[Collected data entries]
* Start *

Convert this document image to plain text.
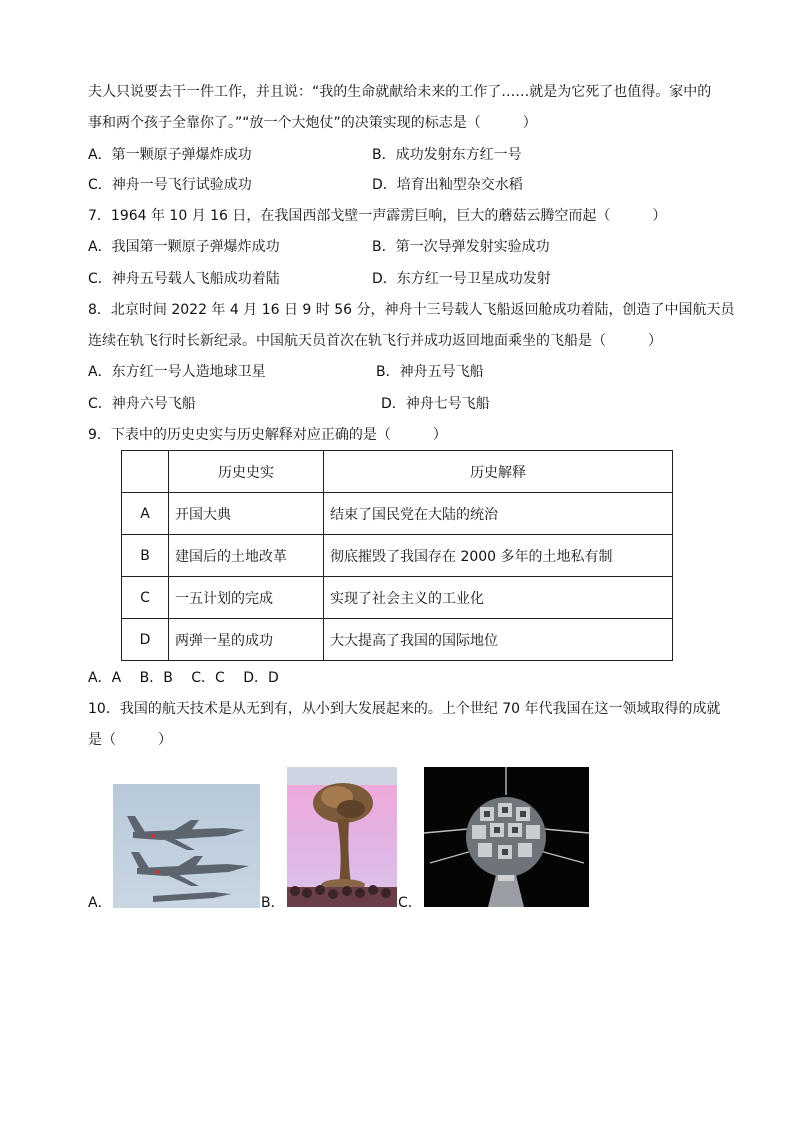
夫人只说要去干一件工作，并且说：“我的生命就献给未来的工作了……就是为它死了也值得。家中的
事和两个孩子全靠你了。”“放一个大炮仗”的决策实现的标志是（　　　）
A．第一颗原子弹爆炸成功	B．成功发射东方红一号
C．神舟一号飞行试验成功	D．培育出籼型杂交水稻
7．1964 年 10 月 16 日，在我国西部戈壁一声霹雳巨响，巨大的蘑菇云腾空而起（　　　）
A．我国第一颗原子弹爆炸成功	B．第一次导弹发射实验成功
C．神舟五号载人飞船成功着陆	D．东方红一号卫星成功发射
8．北京时间 2022 年 4 月 16 日 9 时 56 分，神舟十三号载人飞船返回舱成功着陆，创造了中国航天员
连续在轨飞行时长新纪录。中国航天员首次在轨飞行并成功返回地面乘坐的飞船是（　　　）
A．东方红一号人造地球卫星	B．神舟五号飞船
C．神舟六号飞船	D．神舟七号飞船
9．下表中的历史史实与历史解释对应正确的是（　　　）
	历史史实	历史解释
A	开国大典	结束了国民党在大陆的统治
B	建国后的土地改革	彻底摧毁了我国存在 2000 多年的土地私有制
C	一五计划的完成	实现了社会主义的工业化
D	两弹一星的成功	大大提高了我国的国际地位
A．A　 B．B　 C．C　 D．D
10．我国的航天技术是从无到有，从小到大发展起来的。上个世纪 70 年代我国在这一领域取得的成就
是（　　　）
A．	B．	C．
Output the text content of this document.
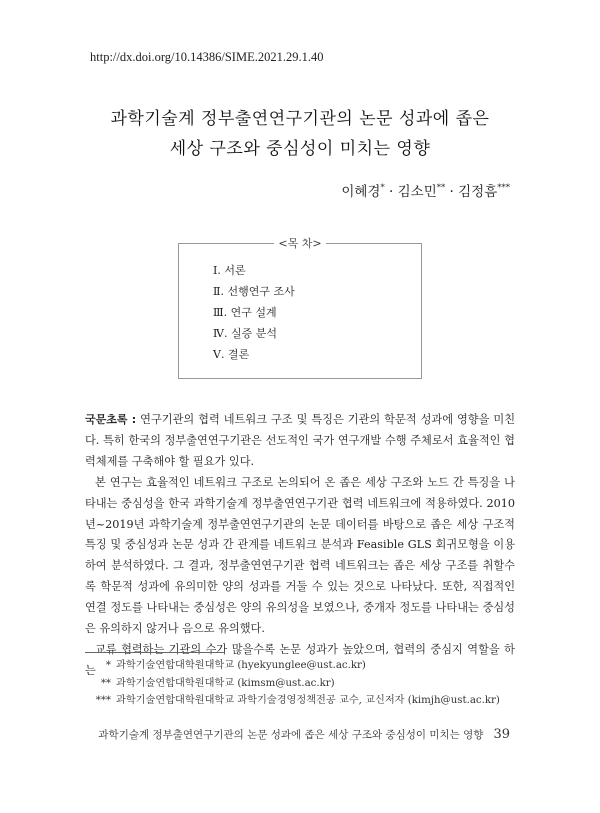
http://dx.doi.org/10.14386/SIME.2021.29.1.40
과학기술계 정부출연연구기관의 논문 성과에 좁은
세상 구조와 중심성이 미치는 영향
이혜경* · 김소민** · 김정흠***
<목 차>
Ⅰ. 서론
Ⅱ. 선행연구 조사
Ⅲ. 연구 설계
Ⅳ. 실증 분석
Ⅴ. 결론

국문초록 : 연구기관의 협력 네트워크 구조 및 특징은 기관의 학문적 성과에 영향을 미친다. 특히 한국의 정부출연연구기관은 선도적인 국가 연구개발 수행 주체로서 효율적인 협력체제를 구축해야 할 필요가 있다.

본 연구는 효율적인 네트워크 구조로 논의되어 온 좁은 세상 구조와 노드 간 특징을 나타내는 중심성을 한국 과학기술계 정부출연연구기관 협력 네트워크에 적용하였다. 2010년~2019년 과학기술계 정부출연연구기관의 논문 데이터를 바탕으로 좁은 세상 구조적 특징 및 중심성과 논문 성과 간 관계를 네트워크 분석과 Feasible GLS 회귀모형을 이용하여 분석하였다. 그 결과, 정부출연연구기관 협력 네트워크는 좁은 세상 구조를 취할수록 학문적 성과에 유의미한 양의 성과를 거둘 수 있는 것으로 나타났다. 또한, 직접적인 연결 정도를 나타내는 중심성은 양의 유의성을 보였으나, 중개자 정도를 나타내는 중심성은 유의하지 않거나 음으로 유의했다.

교류 협력하는 기관의 수가 많을수록 논문 성과가 높았으며, 협력의 중심지 역할을 하는 * 과학기술연합대학원대학교 (hyekyunglee@ust.ac.kr)
** 과학기술연합대학원대학교 (kimsm@ust.ac.kr)
*** 과학기술연합대학원대학교 과학기술경영정책전공 교수, 교신저자 (kimjh@ust.ac.kr)
과학기술계 정부출연연구기관의 논문 성과에 좁은 세상 구조와 중심성이 미치는 영향 39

* End *

List each line of the records that holds the string "과학기술계".

EXPECTED ANSWER:
과학기술계 정부출연연구기관의 논문 성과에 좁은
본 연구는 효율적인 네트워크 구조로 논의되어 온 좁은 세상 구조와 노드 간 특징을 나타내는 중심성을 한국 과학기술계 정부출연연구기관 협력 네트워크에 적용하였다. 2010년~2019년 과학기술계 정부출연연구기관의 논문 데이터를 바탕으로 좁은 세상 구조적 특징 및 중심성과 논문 성과 간 관계를 네트워크 분석과 Feasible GLS 회귀모형을 이용하여 분석하였다. 그 결과, 정부출연연구기관 협력 네트워크는 좁은 세상 구조를 취할수록 학문적 성과에 유의미한 양의 성과를 거둘 수 있는 것으로 나타났다. 또한, 직접적인 연결 정도를 나타내는 중심성은 양의 유의성을 보였으나, 중개자 정도를 나타내는 중심성은 유의하지 않거나 음으로 유의했다.
과학기술계 정부출연연구기관의 논문 성과에 좁은 세상 구조와 중심성이 미치는 영향 39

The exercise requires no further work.